## [EXERCISE DESCRIPTION]
The records below must be output exactly, without pictures.
((
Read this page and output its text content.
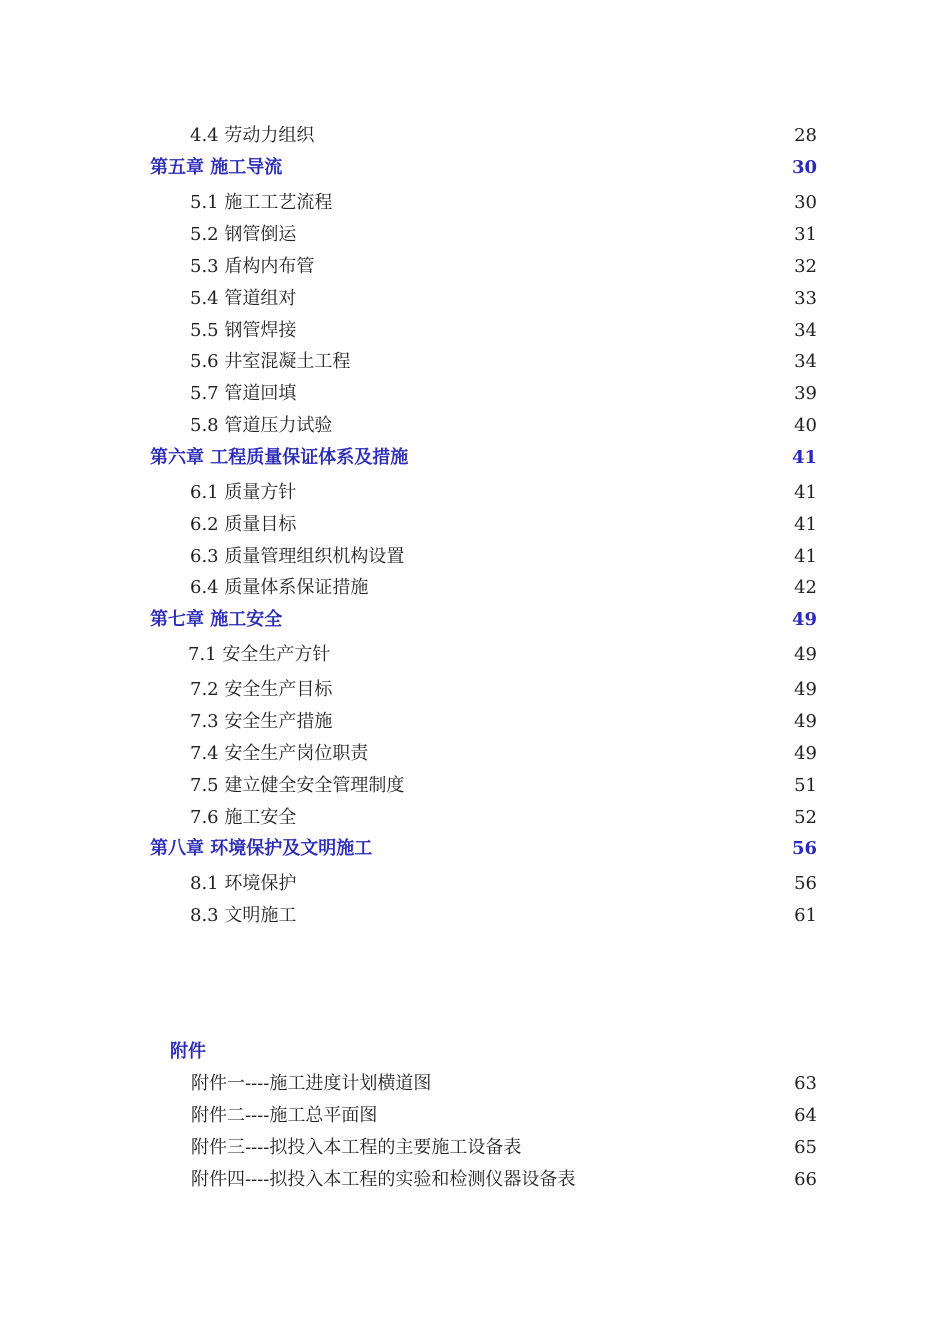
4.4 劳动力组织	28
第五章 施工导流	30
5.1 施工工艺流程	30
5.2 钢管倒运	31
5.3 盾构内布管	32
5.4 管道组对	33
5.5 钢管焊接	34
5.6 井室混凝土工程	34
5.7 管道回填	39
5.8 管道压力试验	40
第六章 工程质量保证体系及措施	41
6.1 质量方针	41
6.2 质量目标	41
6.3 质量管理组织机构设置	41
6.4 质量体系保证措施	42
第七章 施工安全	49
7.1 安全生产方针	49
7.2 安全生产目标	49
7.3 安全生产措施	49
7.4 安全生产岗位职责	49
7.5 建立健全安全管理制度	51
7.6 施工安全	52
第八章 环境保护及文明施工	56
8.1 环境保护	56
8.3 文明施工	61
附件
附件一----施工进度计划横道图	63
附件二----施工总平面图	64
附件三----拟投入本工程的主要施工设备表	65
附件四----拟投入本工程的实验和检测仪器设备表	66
))
## [WRITTEN ANSWER]
Read this page and output its text content.
4.4 劳动力组织	28
第五章 施工导流	30
5.1 施工工艺流程	30
5.2 钢管倒运	31
5.3 盾构内布管	32
5.4 管道组对	33
5.5 钢管焊接	34
5.6 井室混凝土工程	34
5.7 管道回填	39
5.8 管道压力试验	40
第六章 工程质量保证体系及措施	41
6.1 质量方针	41
6.2 质量目标	41
6.3 质量管理组织机构设置	41
6.4 质量体系保证措施	42
第七章 施工安全	49
7.1 安全生产方针	49
7.2 安全生产目标	49
7.3 安全生产措施	49
7.4 安全生产岗位职责	49
7.5 建立健全安全管理制度	51
7.6 施工安全	52
第八章 环境保护及文明施工	56
8.1 环境保护	56
8.3 文明施工	61
附件
附件一----施工进度计划横道图	63
附件二----施工总平面图	64
附件三----拟投入本工程的主要施工设备表	65
附件四----拟投入本工程的实验和检测仪器设备表	66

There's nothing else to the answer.